**Data records:**
------------------------------------

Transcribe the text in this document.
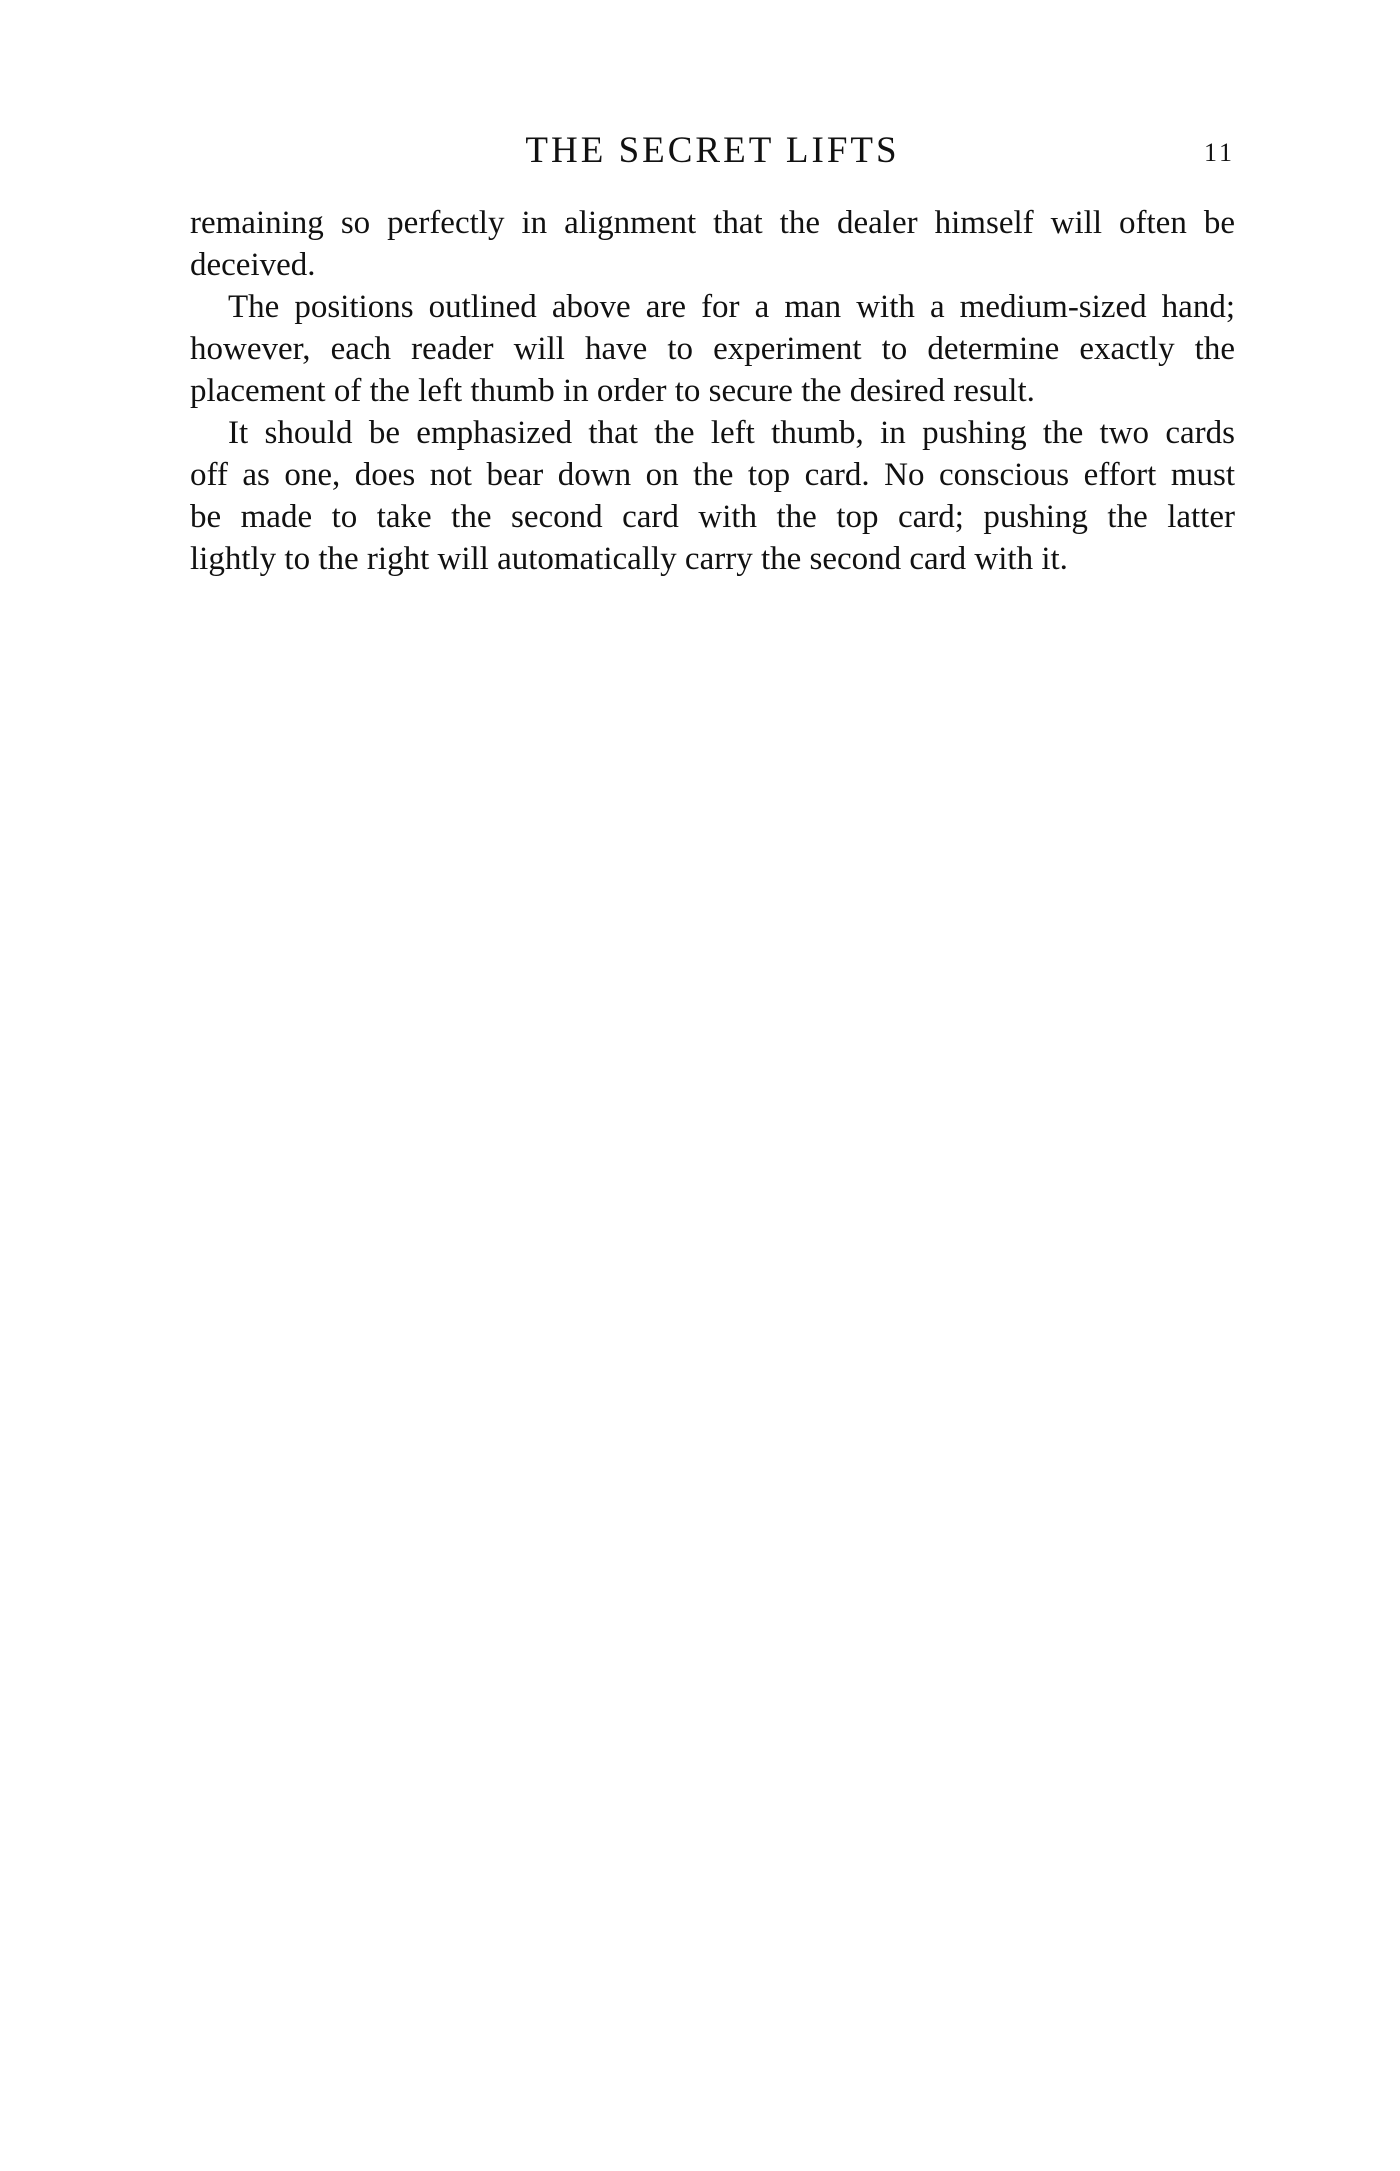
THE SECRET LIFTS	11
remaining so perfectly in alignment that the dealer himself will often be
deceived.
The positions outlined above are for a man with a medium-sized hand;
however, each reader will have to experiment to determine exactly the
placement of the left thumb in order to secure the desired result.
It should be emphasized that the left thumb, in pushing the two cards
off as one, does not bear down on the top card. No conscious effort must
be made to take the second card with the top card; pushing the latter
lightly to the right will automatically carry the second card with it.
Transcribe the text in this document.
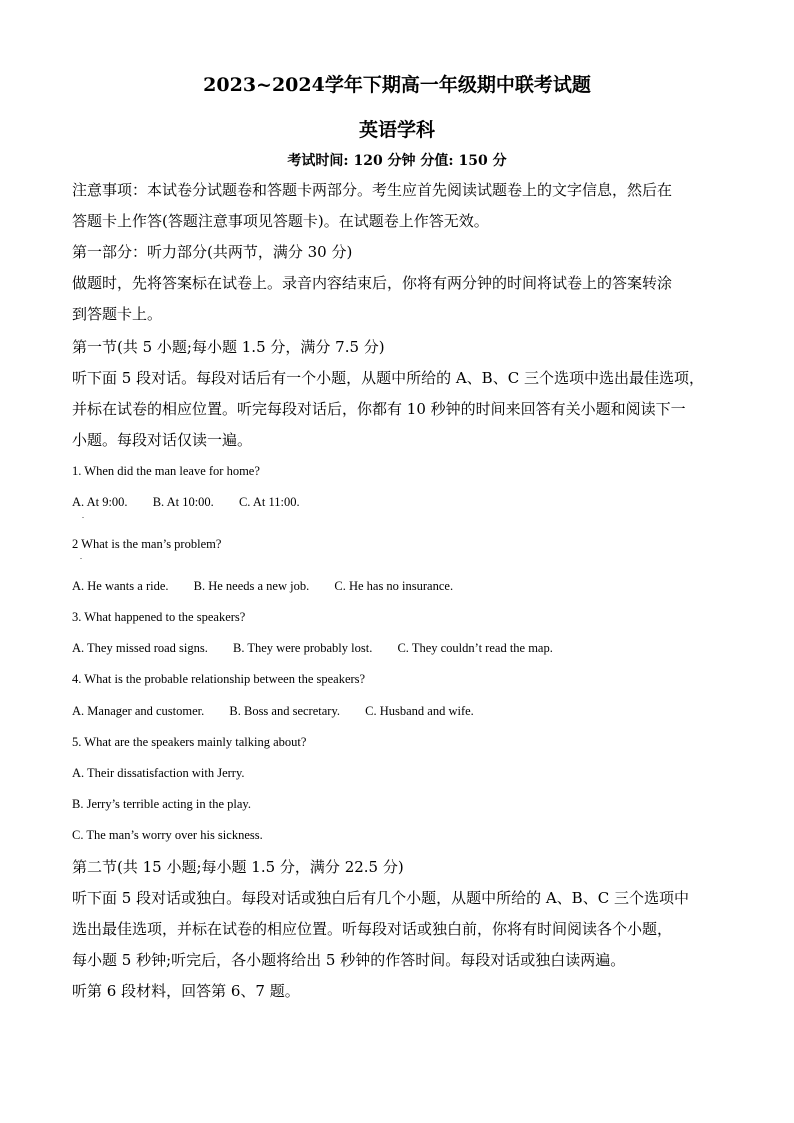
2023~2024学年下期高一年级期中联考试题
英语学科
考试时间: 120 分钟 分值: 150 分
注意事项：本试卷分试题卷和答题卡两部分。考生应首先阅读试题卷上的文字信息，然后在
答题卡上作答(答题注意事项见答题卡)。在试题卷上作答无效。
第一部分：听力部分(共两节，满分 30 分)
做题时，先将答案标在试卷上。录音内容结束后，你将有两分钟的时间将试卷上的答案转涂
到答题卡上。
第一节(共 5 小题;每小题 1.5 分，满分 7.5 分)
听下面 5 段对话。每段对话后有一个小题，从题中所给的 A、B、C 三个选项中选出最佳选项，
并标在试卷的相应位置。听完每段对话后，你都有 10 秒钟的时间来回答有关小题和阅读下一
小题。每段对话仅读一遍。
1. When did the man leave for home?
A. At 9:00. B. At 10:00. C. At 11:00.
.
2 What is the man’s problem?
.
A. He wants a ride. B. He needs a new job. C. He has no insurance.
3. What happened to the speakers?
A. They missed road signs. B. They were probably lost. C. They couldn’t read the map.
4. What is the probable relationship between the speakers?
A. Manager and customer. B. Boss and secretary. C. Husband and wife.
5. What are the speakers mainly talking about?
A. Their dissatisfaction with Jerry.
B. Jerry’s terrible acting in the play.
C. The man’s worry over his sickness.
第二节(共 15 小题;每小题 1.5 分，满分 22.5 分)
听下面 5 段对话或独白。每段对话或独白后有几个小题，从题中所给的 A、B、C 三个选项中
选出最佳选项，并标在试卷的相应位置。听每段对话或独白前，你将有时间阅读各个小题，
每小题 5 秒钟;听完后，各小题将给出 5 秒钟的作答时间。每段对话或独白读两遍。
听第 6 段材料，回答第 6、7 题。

------------------------------------

Can the entries above be repeated exactly, without their pictures?

**Response to this exercise:**
Transcribe the text in this document.
THE SECRET LIFTS	11
remaining so perfectly in alignment that the dealer himself will often be
deceived.
The positions outlined above are for a man with a medium-sized hand;
however, each reader will have to experiment to determine exactly the
placement of the left thumb in order to secure the desired result.
It should be emphasized that the left thumb, in pushing the two cards
off as one, does not bear down on the top card. No conscious effort must
be made to take the second card with the top card; pushing the latter
lightly to the right will automatically carry the second card with it.
Transcribe the text in this document.
2023~2024学年下期高一年级期中联考试题
英语学科
考试时间: 120 分钟 分值: 150 分
注意事项：本试卷分试题卷和答题卡两部分。考生应首先阅读试题卷上的文字信息，然后在
答题卡上作答(答题注意事项见答题卡)。在试题卷上作答无效。
第一部分：听力部分(共两节，满分 30 分)
做题时，先将答案标在试卷上。录音内容结束后，你将有两分钟的时间将试卷上的答案转涂
到答题卡上。
第一节(共 5 小题;每小题 1.5 分，满分 7.5 分)
听下面 5 段对话。每段对话后有一个小题，从题中所给的 A、B、C 三个选项中选出最佳选项，
并标在试卷的相应位置。听完每段对话后，你都有 10 秒钟的时间来回答有关小题和阅读下一
小题。每段对话仅读一遍。
1. When did the man leave for home?
A. At 9:00. B. At 10:00. C. At 11:00.
.
2 What is the man’s problem?
.
A. He wants a ride. B. He needs a new job. C. He has no insurance.
3. What happened to the speakers?
A. They missed road signs. B. They were probably lost. C. They couldn’t read the map.
4. What is the probable relationship between the speakers?
A. Manager and customer. B. Boss and secretary. C. Husband and wife.
5. What are the speakers mainly talking about?
A. Their dissatisfaction with Jerry.
B. Jerry’s terrible acting in the play.
C. The man’s worry over his sickness.
第二节(共 15 小题;每小题 1.5 分，满分 22.5 分)
听下面 5 段对话或独白。每段对话或独白后有几个小题，从题中所给的 A、B、C 三个选项中
选出最佳选项，并标在试卷的相应位置。听每段对话或独白前，你将有时间阅读各个小题，
每小题 5 秒钟;听完后，各小题将给出 5 秒钟的作答时间。每段对话或独白读两遍。
听第 6 段材料，回答第 6、7 题。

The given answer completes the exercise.